(Records from a collection)
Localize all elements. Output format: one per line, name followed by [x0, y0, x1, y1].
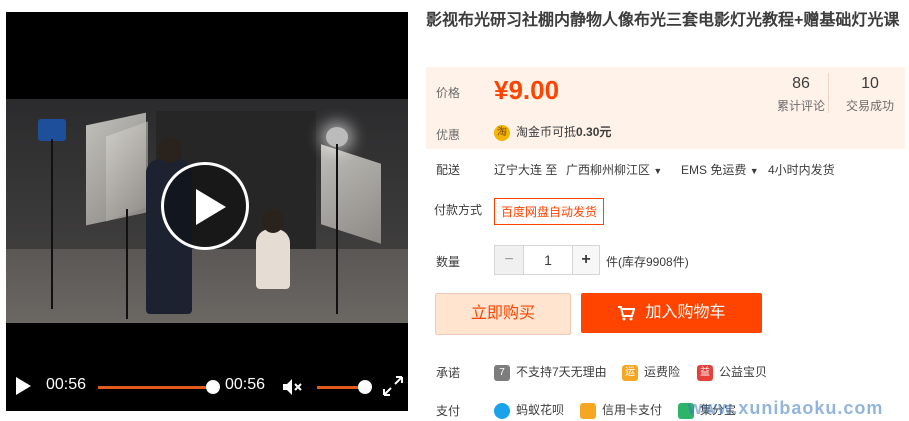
credit-card-icon [580, 402, 596, 419]
add-to-cart-label: 加入购物车 [645, 304, 726, 321]
pay-credit-card[interactable]: 信用卡支付 [580, 401, 662, 419]
quantity-minus-button[interactable]: − [495, 246, 523, 274]
model-head [262, 209, 284, 233]
review-stat[interactable]: 86 累计评论 [771, 75, 831, 114]
shipping-to: 广西柳州柳江区 [566, 163, 651, 177]
softbox-right [321, 144, 381, 244]
softbox-left-2 [106, 121, 148, 222]
volume-muted-icon[interactable] [282, 377, 304, 397]
promo-amount: 0.30元 [576, 125, 612, 139]
sales-stat: 10 交易成功 [840, 75, 900, 114]
charity-icon: 益 [697, 364, 713, 381]
promo-text: 淘淘金币可抵0.30元 [494, 123, 611, 141]
price-value: ¥9.00 [494, 75, 560, 105]
pay-huabei[interactable]: 蚂蚁花呗 [494, 401, 564, 419]
promo-label: 优惠 [436, 128, 461, 142]
shipping-method-select[interactable]: EMS 免运费 ▼ [681, 161, 759, 178]
shipping-insurance-icon: 运 [622, 364, 638, 381]
volume-handle[interactable] [358, 380, 372, 394]
promise-charity[interactable]: 益公益宝贝 [697, 363, 767, 381]
add-to-cart-button[interactable]: 加入购物车 [581, 293, 762, 333]
pay-huabei-label: 蚂蚁花呗 [516, 403, 565, 417]
promise-charity-label: 公益宝贝 [719, 365, 768, 379]
progress-handle[interactable] [206, 380, 220, 394]
shipping-method: EMS 免运费 [681, 163, 747, 177]
cart-icon [618, 305, 636, 321]
shipping-to-select[interactable]: 广西柳州柳江区 ▼ [566, 161, 662, 178]
light-stand-left [51, 139, 53, 309]
model-figure [256, 229, 290, 289]
no-7day-return-icon: 7 [494, 364, 510, 381]
huabei-icon [494, 402, 510, 419]
watermark: www.xunibaoku.com [688, 398, 884, 418]
pay-label: 支付 [436, 404, 461, 418]
chevron-down-icon: ▼ [749, 166, 759, 176]
promise-shipping-insurance[interactable]: 运运费险 [622, 363, 680, 381]
review-label: 累计评论 [776, 99, 825, 113]
promise-shipping-insurance-label: 运费险 [644, 365, 681, 379]
fullscreen-icon[interactable] [382, 375, 404, 397]
quantity-input[interactable]: 1 [523, 246, 573, 274]
shipping-label: 配送 [436, 163, 461, 177]
light-stand-right [336, 144, 338, 314]
light-stand-mid [126, 209, 128, 319]
pay-credit-card-label: 信用卡支付 [602, 403, 663, 417]
play-icon [196, 189, 226, 225]
price-label: 价格 [436, 86, 461, 100]
chevron-down-icon: ▼ [653, 166, 663, 176]
video-player[interactable]: 00:56 00:56 [6, 12, 408, 411]
quantity-label: 数量 [436, 255, 461, 269]
promo-prefix: 淘金币可抵 [516, 125, 577, 139]
quantity-stepper: − 1 + [494, 245, 600, 275]
promise-no-return-label: 不支持7天无理由 [516, 365, 607, 379]
product-title: 影视布光研习社棚内静物人像布光三套电影灯光教程+赠基础灯光课 [426, 12, 900, 29]
progress-bar[interactable] [98, 386, 213, 389]
payment-method-label: 付款方式 [434, 203, 483, 217]
payment-option-baidu[interactable]: 百度网盘自动发货 [494, 198, 605, 225]
sales-count: 10 [861, 75, 879, 92]
buy-now-button[interactable]: 立即购买 [435, 293, 571, 335]
stock-text: 件(库存9908件) [606, 255, 689, 269]
photographer-head [158, 137, 182, 163]
play-overlay-button[interactable] [161, 162, 249, 250]
fresnel-light [38, 119, 66, 141]
sales-label: 交易成功 [845, 99, 894, 113]
video-controls: 00:56 00:56 [6, 367, 408, 407]
dispatch-time: 4小时内发货 [768, 163, 835, 177]
price-panel: 价格 ¥9.00 86 累计评论 10 交易成功 优惠 淘淘金币可抵0.30元 [426, 67, 905, 149]
studio-floor [6, 249, 408, 323]
taojinbi-icon: 淘 [494, 124, 510, 141]
duration: 00:56 [225, 376, 266, 393]
promise-no-return[interactable]: 7 不支持7天无理由 [494, 363, 607, 381]
shipping-from: 辽宁大连 至 [494, 163, 558, 177]
review-count: 86 [792, 75, 810, 92]
play-icon[interactable] [14, 376, 32, 396]
current-time: 00:56 [46, 376, 87, 393]
promise-label: 承诺 [436, 366, 461, 380]
quantity-plus-button[interactable]: + [573, 246, 599, 274]
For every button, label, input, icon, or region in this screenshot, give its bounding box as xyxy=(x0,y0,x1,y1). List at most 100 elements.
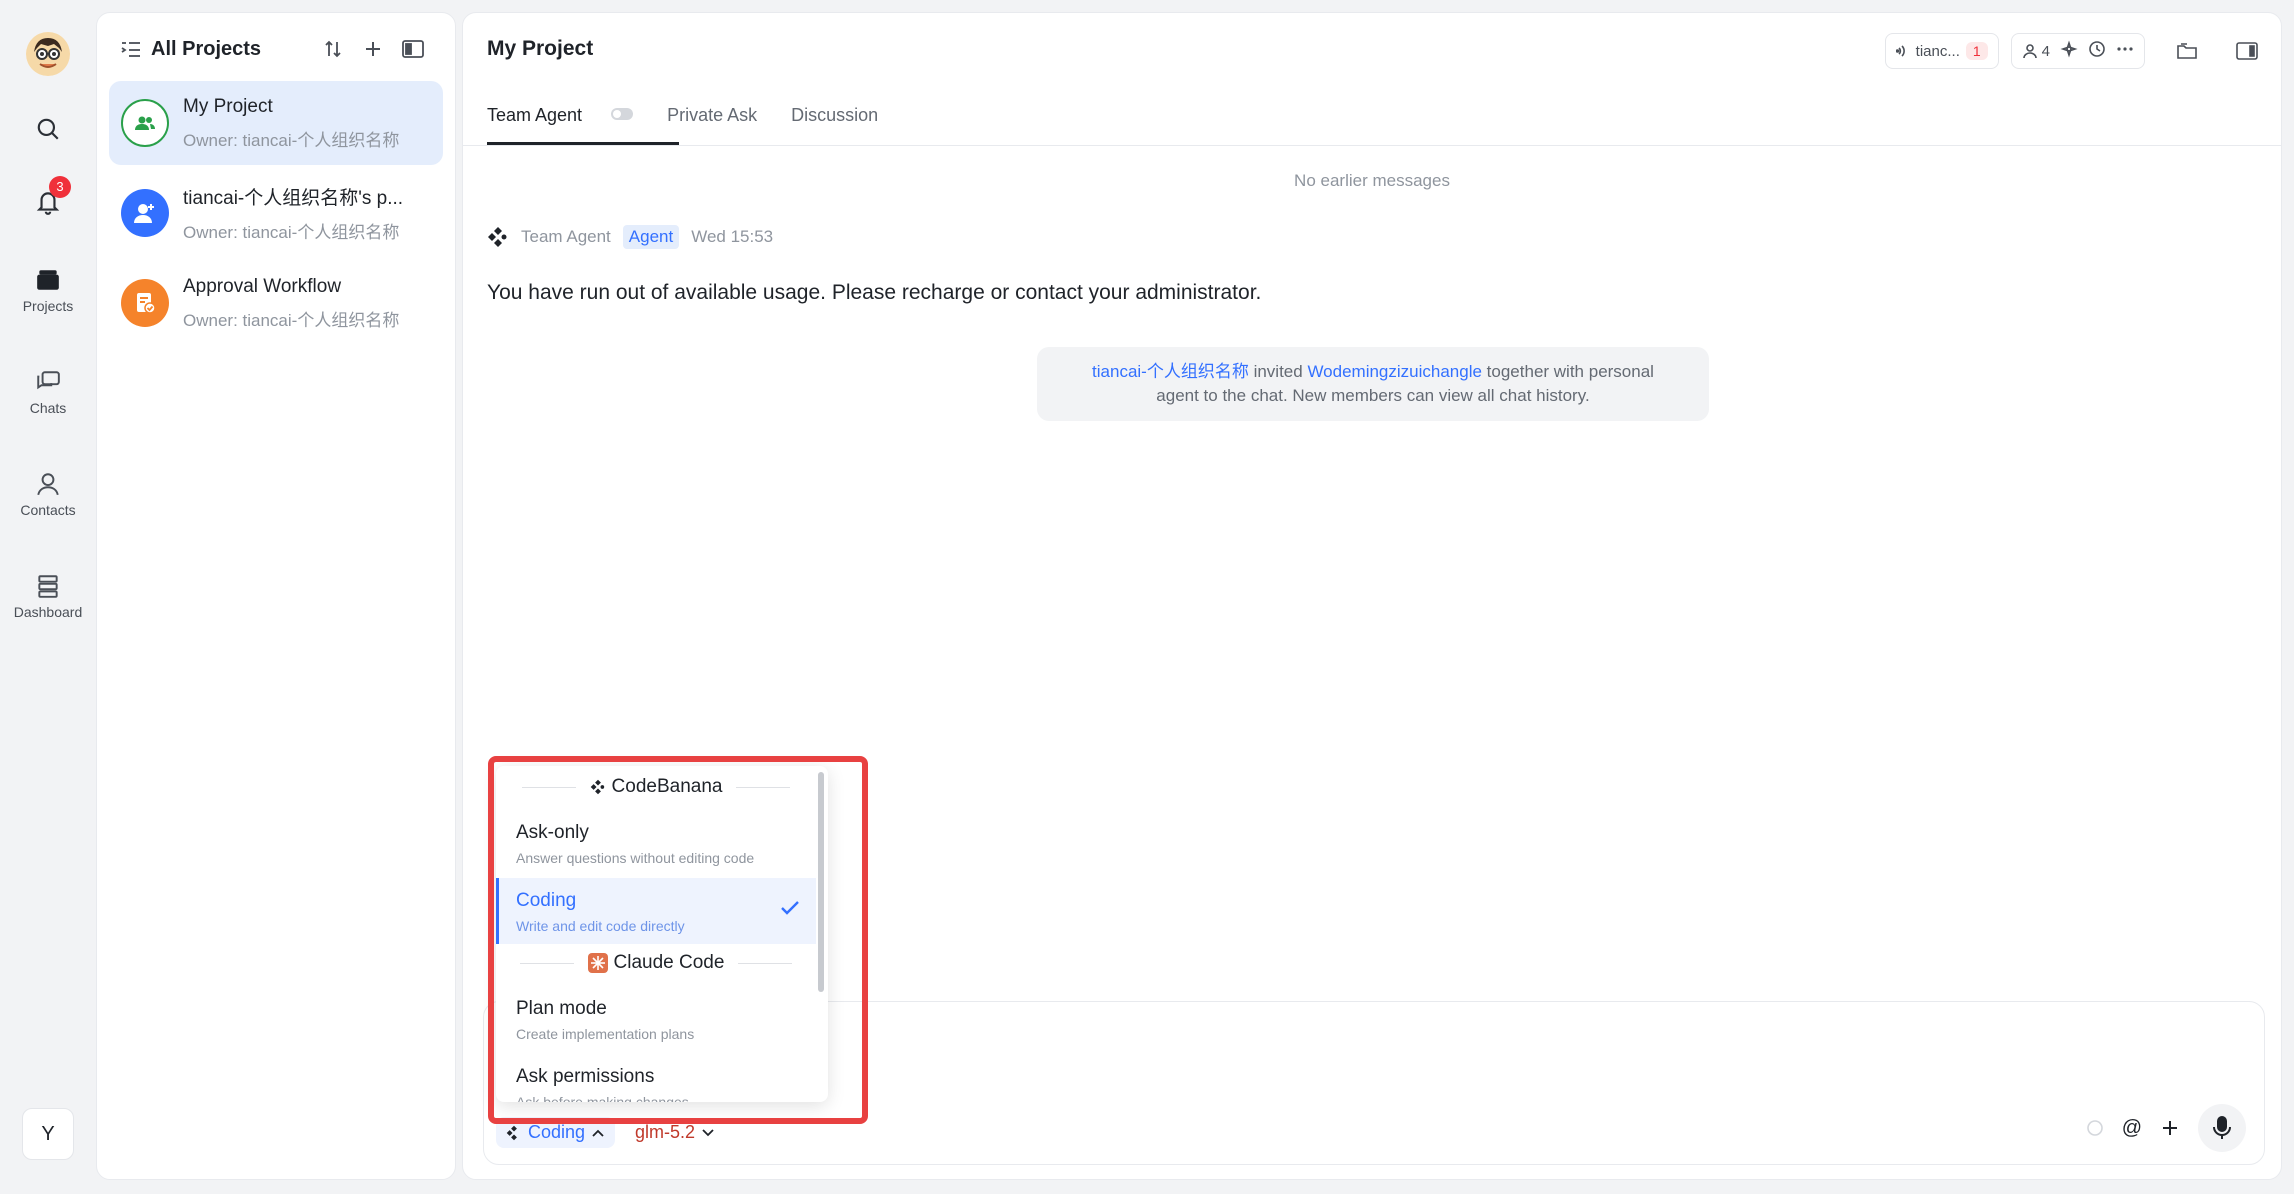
dropdown-scrollbar[interactable] xyxy=(818,772,824,992)
project-owner: Owner: tiancai-个人组织名称 xyxy=(183,223,400,242)
tabs-divider xyxy=(463,145,2281,146)
chevron-up-icon xyxy=(592,1129,604,1137)
project-icon xyxy=(121,99,169,147)
option-coding[interactable]: Coding Write and edit code directly xyxy=(496,878,816,944)
sort-button[interactable] xyxy=(315,31,351,67)
tab-label: Team Agent xyxy=(487,105,583,125)
rail-item-projects[interactable]: Projects xyxy=(0,268,96,314)
person-icon xyxy=(37,473,59,496)
tab-discussion[interactable]: Discussion xyxy=(791,93,878,145)
model-selector[interactable]: glm-5.2 xyxy=(635,1122,715,1143)
note-text: together with personal xyxy=(1481,362,1654,381)
model-label: glm-5.2 xyxy=(635,1122,696,1142)
add-project-button[interactable] xyxy=(355,31,391,67)
rail-label: Projects xyxy=(22,298,74,314)
group-title: Claude Code xyxy=(613,952,725,973)
files-button[interactable] xyxy=(2169,33,2205,69)
option-desc: Ask before making changes xyxy=(516,1094,689,1102)
agent-logo-icon xyxy=(506,1125,517,1140)
document-check-icon xyxy=(137,293,156,314)
tab-label: Private Ask xyxy=(667,105,758,125)
members-button[interactable]: 4 xyxy=(2022,43,2050,60)
signal-icon xyxy=(1895,45,1905,57)
option-ask-permissions[interactable]: Ask permissions Ask before making change… xyxy=(496,1054,816,1102)
rail-item-dashboard[interactable]: Dashboard xyxy=(0,574,96,620)
panel-right-icon xyxy=(2236,42,2258,60)
target-button[interactable] xyxy=(2060,40,2078,62)
plus-icon[interactable] xyxy=(2160,1118,2180,1138)
list-icon xyxy=(121,42,140,57)
person-icon xyxy=(2022,44,2037,59)
sort-icon xyxy=(325,40,341,58)
more-icon xyxy=(2117,47,2133,51)
agent-tag: Agent xyxy=(622,225,680,249)
folder-open-icon xyxy=(2177,43,2197,59)
project-owner: Owner: tiancai-个人组织名称 xyxy=(183,310,400,330)
rail-item-chats[interactable]: Chats xyxy=(0,370,96,416)
clock-icon xyxy=(2089,41,2105,57)
invitee-link[interactable]: Wodemingzizuichangle xyxy=(1307,362,1482,381)
composer-actions: @ xyxy=(2086,1104,2246,1152)
project-name: My Project xyxy=(183,95,273,117)
members-group: 4 xyxy=(2010,33,2145,69)
project-owner: Owner: tiancai-个人组织名称 xyxy=(183,130,400,150)
history-button[interactable] xyxy=(2088,40,2106,62)
folder-icon xyxy=(37,270,59,290)
stack-icon xyxy=(38,575,58,598)
agent-count-badge: 1 xyxy=(1965,42,1988,60)
crosshair-icon xyxy=(2060,40,2078,58)
projects-header: All Projects xyxy=(97,13,455,85)
agent-pill-label: tianc... xyxy=(1915,42,1960,60)
projects-panel: All Projects My Project Owner: tiancai-个… xyxy=(96,12,456,1180)
voice-input-button[interactable] xyxy=(2198,1104,2246,1152)
group-header-claude-code: Claude Code xyxy=(496,952,816,974)
microphone-icon xyxy=(2213,1116,2231,1139)
option-ask-only[interactable]: Ask-only Answer questions without editin… xyxy=(496,810,816,876)
mode-selector[interactable]: Coding xyxy=(496,1117,616,1148)
side-panel-button[interactable] xyxy=(2229,33,2265,69)
agent-status-pill[interactable]: tianc... 1 xyxy=(1884,33,1999,69)
team-agent-toggle[interactable] xyxy=(611,108,634,121)
projects-title: All Projects xyxy=(151,37,262,60)
plus-icon xyxy=(366,42,380,56)
chat-tabs: Team Agent Private Ask Discussion xyxy=(487,93,912,145)
sidebar-toggle-icon xyxy=(402,40,424,58)
mode-dropdown: CodeBanana Ask-only Answer questions wit… xyxy=(496,766,828,1102)
project-item-approval-workflow[interactable]: Approval Workflow Owner: tiancai-个人组织名称 xyxy=(109,261,443,345)
chevron-down-icon xyxy=(702,1128,714,1136)
notification-badge: 3 xyxy=(49,176,71,198)
notifications-button[interactable]: 3 xyxy=(0,176,96,216)
project-item-personal[interactable]: tiancai-个人组织名称's p... Owner: tiancai-个人组… xyxy=(109,171,443,255)
user-menu-button[interactable]: Y xyxy=(22,1108,74,1160)
collapse-panel-button[interactable] xyxy=(395,31,431,67)
message-text: You have run out of available usage. Ple… xyxy=(487,281,1262,304)
option-desc: Create implementation plans xyxy=(516,1026,695,1042)
search-button[interactable] xyxy=(0,116,96,142)
user-avatar[interactable] xyxy=(26,32,70,76)
option-title: Ask-only xyxy=(516,822,589,843)
members-count: 4 xyxy=(2041,42,2050,60)
search-icon xyxy=(37,118,59,140)
more-button[interactable] xyxy=(2116,40,2134,62)
project-icon xyxy=(121,279,169,327)
tab-label: Discussion xyxy=(791,105,879,125)
rail-label: Chats xyxy=(29,400,67,416)
group-icon xyxy=(135,116,155,130)
tab-team-agent[interactable]: Team Agent xyxy=(487,93,680,145)
rail-item-contacts[interactable]: Contacts xyxy=(0,472,96,518)
note-text-line2: agent to the chat. New members can view … xyxy=(1156,386,1590,405)
message-header: Team Agent Agent Wed 15:53 xyxy=(487,225,773,249)
option-title: Coding xyxy=(516,890,577,911)
mode-label: Coding xyxy=(528,1122,586,1142)
mention-button[interactable]: @ xyxy=(2122,1117,2142,1140)
status-circle-icon xyxy=(2086,1120,2103,1136)
inviter-link[interactable]: tiancai-个人组织名称 xyxy=(1092,362,1249,381)
no-earlier-messages: No earlier messages xyxy=(1294,171,1450,190)
project-name: Approval Workflow xyxy=(183,275,342,297)
left-rail: 3 Projects Chats Contacts Dashboard Y xyxy=(0,0,96,1194)
option-plan-mode[interactable]: Plan mode Create implementation plans xyxy=(496,986,816,1052)
tab-private-ask[interactable]: Private Ask xyxy=(667,93,757,145)
chat-bubbles-icon xyxy=(37,371,60,390)
project-item-my-project[interactable]: My Project Owner: tiancai-个人组织名称 xyxy=(109,81,443,165)
group-title: CodeBanana xyxy=(611,776,723,797)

(What you will do)
Copy out the lines of the material verbatim, from the line containing "dropdown-scrollbar[interactable] xyxy=(818,772,824,992)" through the line containing "signal-icon xyxy=(1895,45,1905,57)", both included.

(Exercise response)
dropdown-scrollbar[interactable] xyxy=(818,772,824,992)
project-owner: Owner: tiancai-个人组织名称 xyxy=(183,223,400,242)
tabs-divider xyxy=(463,145,2281,146)
chevron-up-icon xyxy=(592,1129,604,1137)
project-icon xyxy=(121,99,169,147)
option-coding[interactable]: Coding Write and edit code directly xyxy=(496,878,816,944)
sort-button[interactable] xyxy=(315,31,351,67)
tab-label: Team Agent xyxy=(487,105,583,125)
rail-item-projects[interactable]: Projects xyxy=(0,268,96,314)
person-icon xyxy=(37,473,59,496)
tab-discussion[interactable]: Discussion xyxy=(791,93,878,145)
model-selector[interactable]: glm-5.2 xyxy=(635,1122,715,1143)
note-text: together with personal xyxy=(1481,362,1654,381)
model-label: glm-5.2 xyxy=(635,1122,696,1142)
add-project-button[interactable] xyxy=(355,31,391,67)
rail-label: Projects xyxy=(22,298,74,314)
group-title: Claude Code xyxy=(613,952,725,973)
files-button[interactable] xyxy=(2169,33,2205,69)
option-desc: Ask before making changes xyxy=(516,1094,689,1102)
agent-logo-icon xyxy=(506,1125,517,1140)
document-check-icon xyxy=(137,293,156,314)
tab-label: Private Ask xyxy=(667,105,758,125)
members-button[interactable]: 4 xyxy=(2022,43,2050,60)
signal-icon xyxy=(1895,45,1905,57)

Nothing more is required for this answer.